Task instructions:
Set down the material below word for word, excluding the pictures.

....

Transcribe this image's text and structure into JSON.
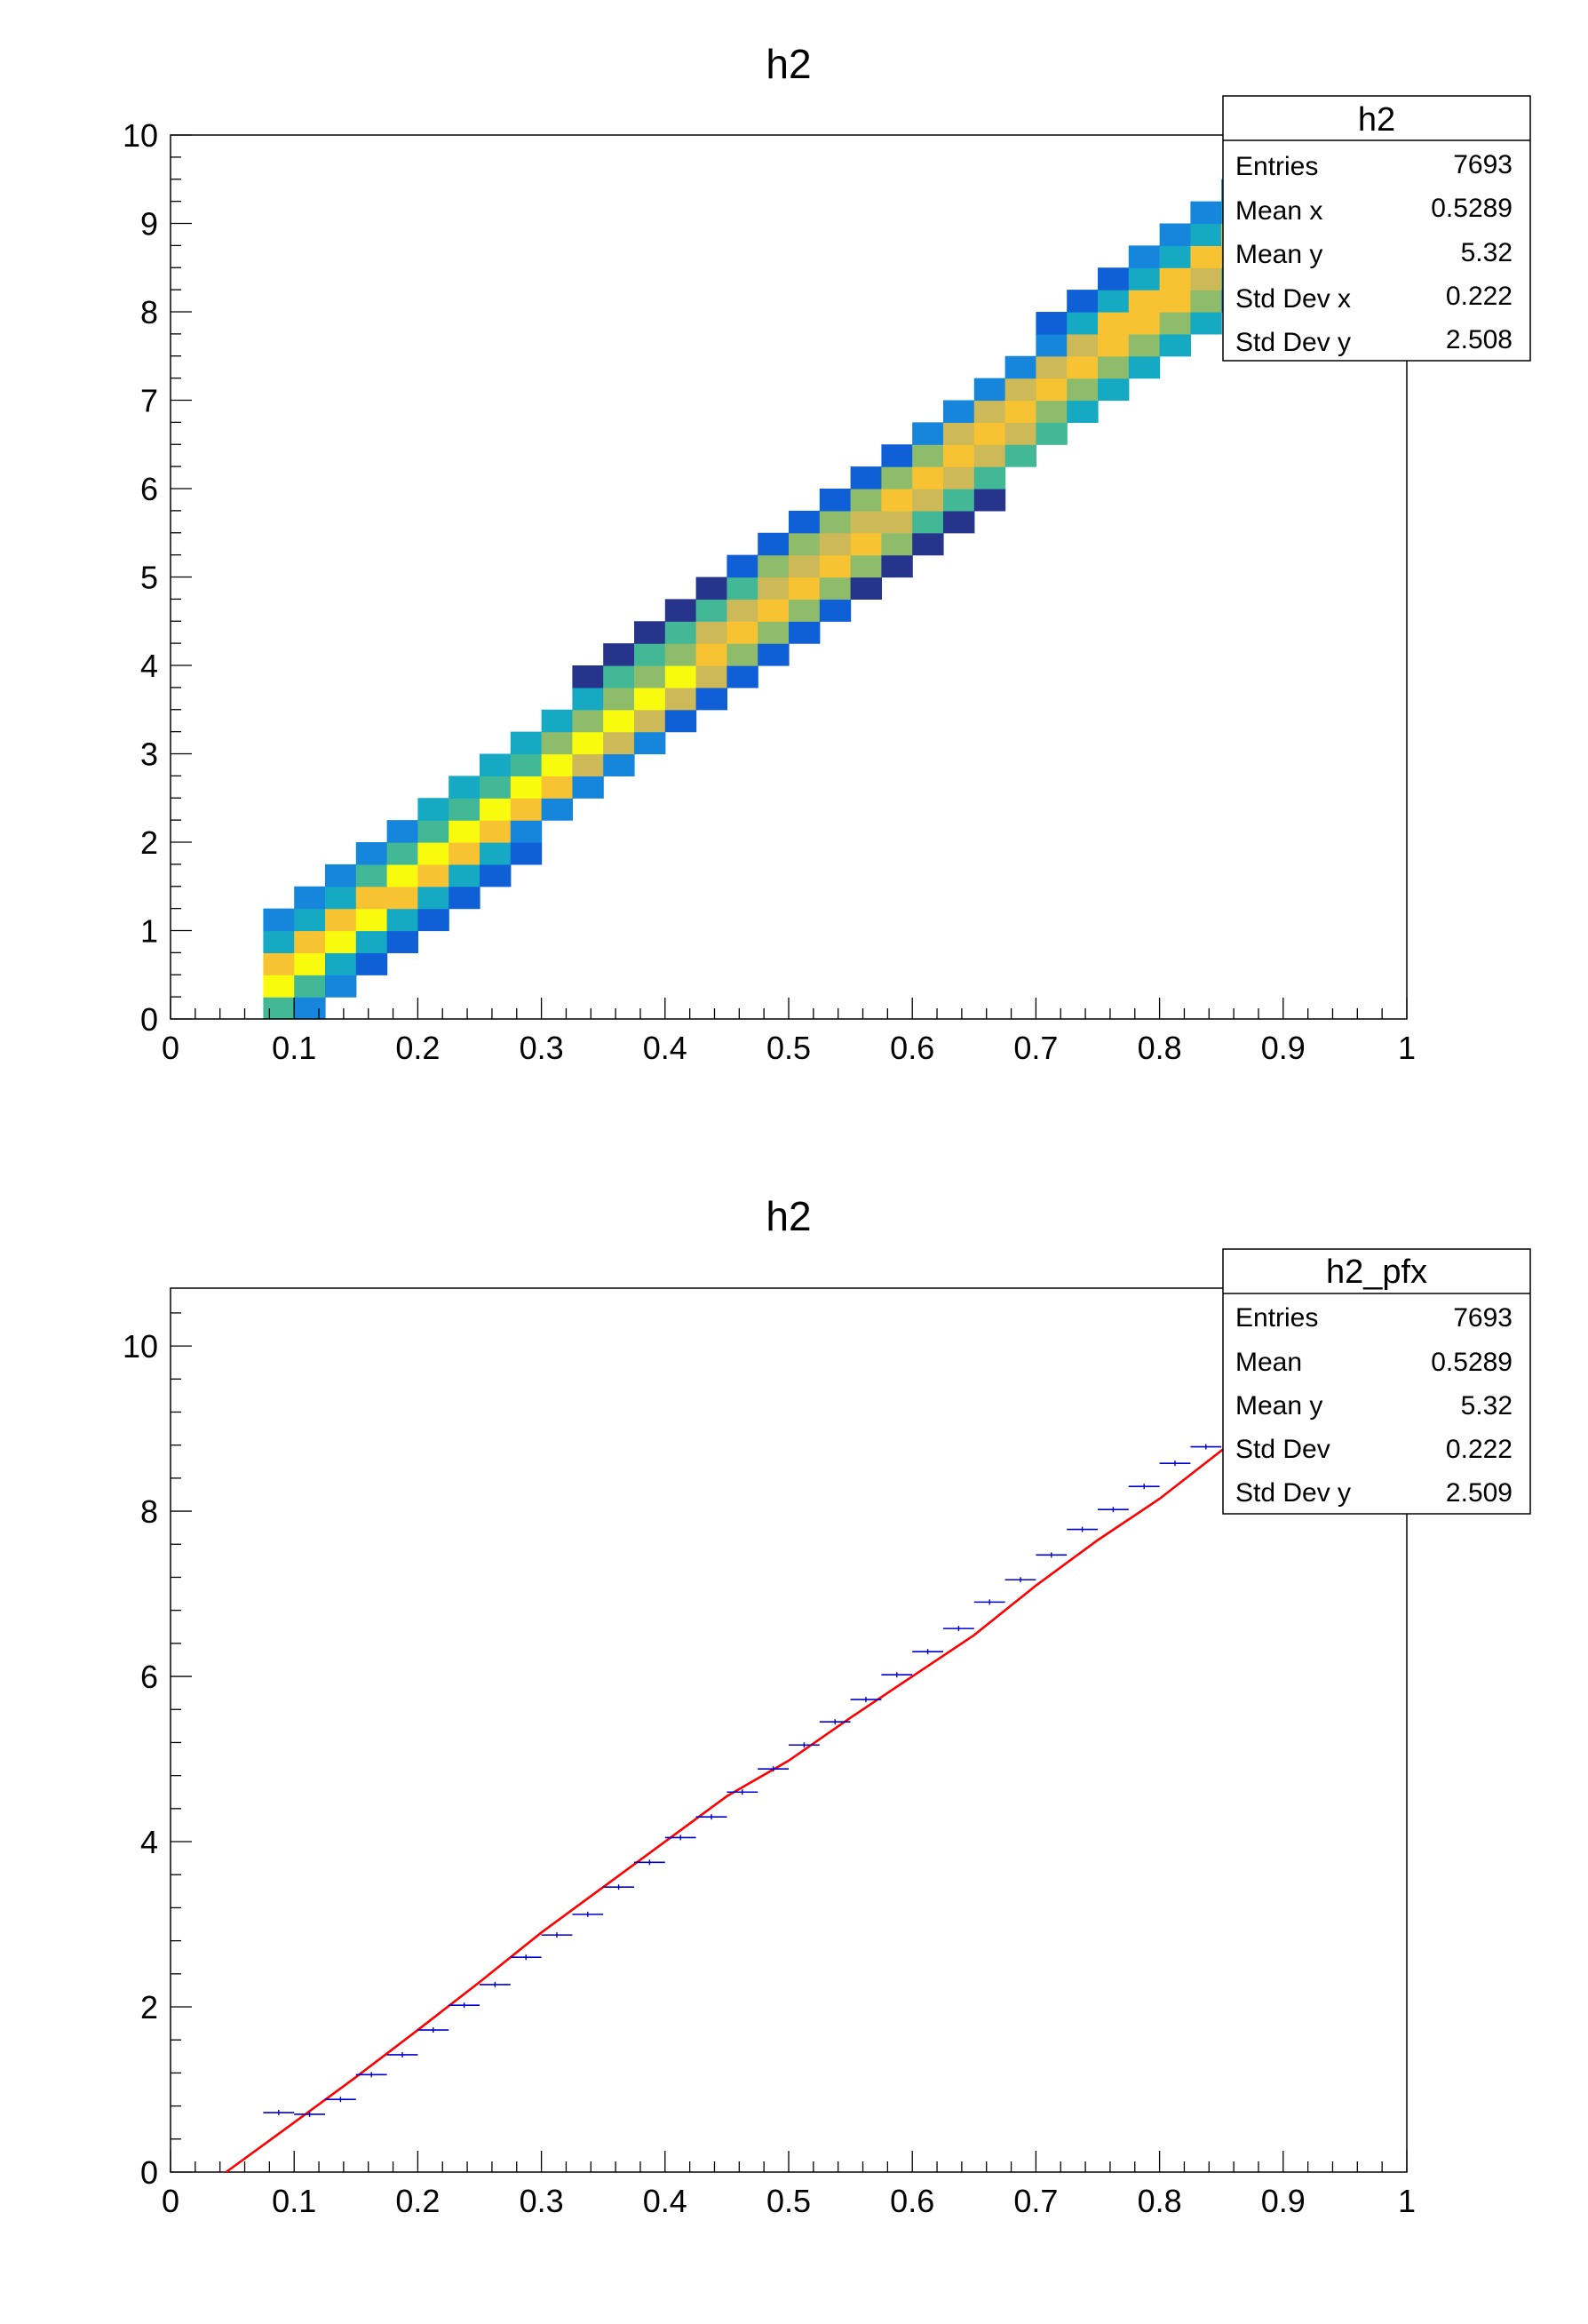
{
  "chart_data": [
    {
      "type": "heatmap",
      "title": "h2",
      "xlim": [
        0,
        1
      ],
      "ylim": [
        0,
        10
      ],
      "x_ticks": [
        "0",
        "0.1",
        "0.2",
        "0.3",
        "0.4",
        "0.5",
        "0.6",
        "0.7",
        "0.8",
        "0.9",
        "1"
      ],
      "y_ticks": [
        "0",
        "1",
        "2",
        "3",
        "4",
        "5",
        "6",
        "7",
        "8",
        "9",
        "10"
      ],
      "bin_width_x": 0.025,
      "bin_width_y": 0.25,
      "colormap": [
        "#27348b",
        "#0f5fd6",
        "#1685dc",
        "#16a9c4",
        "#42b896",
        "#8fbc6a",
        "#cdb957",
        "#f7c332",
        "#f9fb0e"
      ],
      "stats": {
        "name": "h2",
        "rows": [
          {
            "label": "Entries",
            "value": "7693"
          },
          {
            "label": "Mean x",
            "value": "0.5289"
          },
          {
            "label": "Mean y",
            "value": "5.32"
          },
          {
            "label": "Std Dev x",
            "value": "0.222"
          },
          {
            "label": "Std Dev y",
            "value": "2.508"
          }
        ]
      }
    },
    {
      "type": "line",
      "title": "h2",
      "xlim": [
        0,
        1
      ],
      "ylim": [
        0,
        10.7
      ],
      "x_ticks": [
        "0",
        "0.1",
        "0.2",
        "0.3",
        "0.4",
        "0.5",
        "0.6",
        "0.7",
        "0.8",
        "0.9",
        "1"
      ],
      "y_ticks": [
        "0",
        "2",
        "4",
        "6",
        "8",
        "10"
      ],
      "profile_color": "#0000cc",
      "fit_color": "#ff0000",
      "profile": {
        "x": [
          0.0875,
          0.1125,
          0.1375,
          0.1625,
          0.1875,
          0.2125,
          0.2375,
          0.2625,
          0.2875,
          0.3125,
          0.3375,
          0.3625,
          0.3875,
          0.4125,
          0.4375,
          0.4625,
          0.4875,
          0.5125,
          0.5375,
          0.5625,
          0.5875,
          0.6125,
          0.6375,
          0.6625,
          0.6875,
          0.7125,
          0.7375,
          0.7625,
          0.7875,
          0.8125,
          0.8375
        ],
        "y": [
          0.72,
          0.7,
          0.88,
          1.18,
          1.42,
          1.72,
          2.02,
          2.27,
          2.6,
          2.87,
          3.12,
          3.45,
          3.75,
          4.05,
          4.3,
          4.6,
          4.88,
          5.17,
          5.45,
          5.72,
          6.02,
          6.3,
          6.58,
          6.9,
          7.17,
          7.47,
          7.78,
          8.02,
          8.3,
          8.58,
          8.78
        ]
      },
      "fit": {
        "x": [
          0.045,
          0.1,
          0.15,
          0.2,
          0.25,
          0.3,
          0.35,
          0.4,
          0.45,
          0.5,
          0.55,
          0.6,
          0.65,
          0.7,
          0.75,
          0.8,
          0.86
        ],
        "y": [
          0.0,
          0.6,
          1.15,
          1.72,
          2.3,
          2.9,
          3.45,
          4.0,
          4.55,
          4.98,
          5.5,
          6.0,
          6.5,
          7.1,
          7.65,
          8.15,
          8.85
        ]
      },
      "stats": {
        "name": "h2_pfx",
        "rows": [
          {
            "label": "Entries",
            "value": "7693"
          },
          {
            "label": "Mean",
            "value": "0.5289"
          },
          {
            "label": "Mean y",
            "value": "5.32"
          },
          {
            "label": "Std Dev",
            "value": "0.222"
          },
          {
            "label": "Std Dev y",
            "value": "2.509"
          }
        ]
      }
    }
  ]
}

....

Reply:
Transcribe this image's text and structure into JSON.
{
  "chart_data": [
    {
      "type": "heatmap",
      "title": "h2",
      "xlim": [
        0,
        1
      ],
      "ylim": [
        0,
        10
      ],
      "x_ticks": [
        "0",
        "0.1",
        "0.2",
        "0.3",
        "0.4",
        "0.5",
        "0.6",
        "0.7",
        "0.8",
        "0.9",
        "1"
      ],
      "y_ticks": [
        "0",
        "1",
        "2",
        "3",
        "4",
        "5",
        "6",
        "7",
        "8",
        "9",
        "10"
      ],
      "bin_width_x": 0.025,
      "bin_width_y": 0.25,
      "colormap": [
        "#27348b",
        "#0f5fd6",
        "#1685dc",
        "#16a9c4",
        "#42b896",
        "#8fbc6a",
        "#cdb957",
        "#f7c332",
        "#f9fb0e"
      ],
      "stats": {
        "name": "h2",
        "rows": [
          {
            "label": "Entries",
            "value": "7693"
          },
          {
            "label": "Mean x",
            "value": "0.5289"
          },
          {
            "label": "Mean y",
            "value": "5.32"
          },
          {
            "label": "Std Dev x",
            "value": "0.222"
          },
          {
            "label": "Std Dev y",
            "value": "2.508"
          }
        ]
      }
    },
    {
      "type": "line",
      "title": "h2",
      "xlim": [
        0,
        1
      ],
      "ylim": [
        0,
        10.7
      ],
      "x_ticks": [
        "0",
        "0.1",
        "0.2",
        "0.3",
        "0.4",
        "0.5",
        "0.6",
        "0.7",
        "0.8",
        "0.9",
        "1"
      ],
      "y_ticks": [
        "0",
        "2",
        "4",
        "6",
        "8",
        "10"
      ],
      "profile_color": "#0000cc",
      "fit_color": "#ff0000",
      "profile": {
        "x": [
          0.0875,
          0.1125,
          0.1375,
          0.1625,
          0.1875,
          0.2125,
          0.2375,
          0.2625,
          0.2875,
          0.3125,
          0.3375,
          0.3625,
          0.3875,
          0.4125,
          0.4375,
          0.4625,
          0.4875,
          0.5125,
          0.5375,
          0.5625,
          0.5875,
          0.6125,
          0.6375,
          0.6625,
          0.6875,
          0.7125,
          0.7375,
          0.7625,
          0.7875,
          0.8125,
          0.8375
        ],
        "y": [
          0.72,
          0.7,
          0.88,
          1.18,
          1.42,
          1.72,
          2.02,
          2.27,
          2.6,
          2.87,
          3.12,
          3.45,
          3.75,
          4.05,
          4.3,
          4.6,
          4.88,
          5.17,
          5.45,
          5.72,
          6.02,
          6.3,
          6.58,
          6.9,
          7.17,
          7.47,
          7.78,
          8.02,
          8.3,
          8.58,
          8.78
        ]
      },
      "fit": {
        "x": [
          0.045,
          0.1,
          0.15,
          0.2,
          0.25,
          0.3,
          0.35,
          0.4,
          0.45,
          0.5,
          0.55,
          0.6,
          0.65,
          0.7,
          0.75,
          0.8,
          0.86
        ],
        "y": [
          0.0,
          0.6,
          1.15,
          1.72,
          2.3,
          2.9,
          3.45,
          4.0,
          4.55,
          4.98,
          5.5,
          6.0,
          6.5,
          7.1,
          7.65,
          8.15,
          8.85
        ]
      },
      "stats": {
        "name": "h2_pfx",
        "rows": [
          {
            "label": "Entries",
            "value": "7693"
          },
          {
            "label": "Mean",
            "value": "0.5289"
          },
          {
            "label": "Mean y",
            "value": "5.32"
          },
          {
            "label": "Std Dev",
            "value": "0.222"
          },
          {
            "label": "Std Dev y",
            "value": "2.509"
          }
        ]
      }
    }
  ]
}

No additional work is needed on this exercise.